> **Exercise**
Pick out all lines in the listing holding the string "dimension" and copy them.

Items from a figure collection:
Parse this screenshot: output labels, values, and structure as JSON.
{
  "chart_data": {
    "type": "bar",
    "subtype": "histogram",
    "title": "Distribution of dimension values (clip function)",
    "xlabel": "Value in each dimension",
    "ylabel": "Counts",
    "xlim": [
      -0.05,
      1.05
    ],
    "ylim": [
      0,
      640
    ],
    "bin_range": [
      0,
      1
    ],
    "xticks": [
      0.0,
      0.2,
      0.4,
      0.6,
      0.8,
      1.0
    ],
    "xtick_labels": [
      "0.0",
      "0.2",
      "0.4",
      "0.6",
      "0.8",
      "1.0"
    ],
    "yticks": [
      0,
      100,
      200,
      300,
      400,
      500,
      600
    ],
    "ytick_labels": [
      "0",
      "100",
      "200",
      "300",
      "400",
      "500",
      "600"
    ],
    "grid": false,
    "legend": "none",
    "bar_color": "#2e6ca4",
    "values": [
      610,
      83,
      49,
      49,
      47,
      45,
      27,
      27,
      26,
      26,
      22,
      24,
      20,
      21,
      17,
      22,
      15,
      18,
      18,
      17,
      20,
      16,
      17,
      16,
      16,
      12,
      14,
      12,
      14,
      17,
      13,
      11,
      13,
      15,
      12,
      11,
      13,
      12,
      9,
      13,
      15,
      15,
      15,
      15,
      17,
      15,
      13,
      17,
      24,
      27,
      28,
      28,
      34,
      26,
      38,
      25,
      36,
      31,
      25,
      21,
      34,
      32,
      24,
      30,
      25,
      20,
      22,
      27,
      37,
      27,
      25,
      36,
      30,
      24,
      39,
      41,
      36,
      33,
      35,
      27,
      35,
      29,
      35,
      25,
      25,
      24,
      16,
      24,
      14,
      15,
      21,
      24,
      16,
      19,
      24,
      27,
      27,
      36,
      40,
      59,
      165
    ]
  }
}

> **Task solution**
    "title": "Distribution of dimension values (clip function)",
    "xlabel": "Value in each dimension",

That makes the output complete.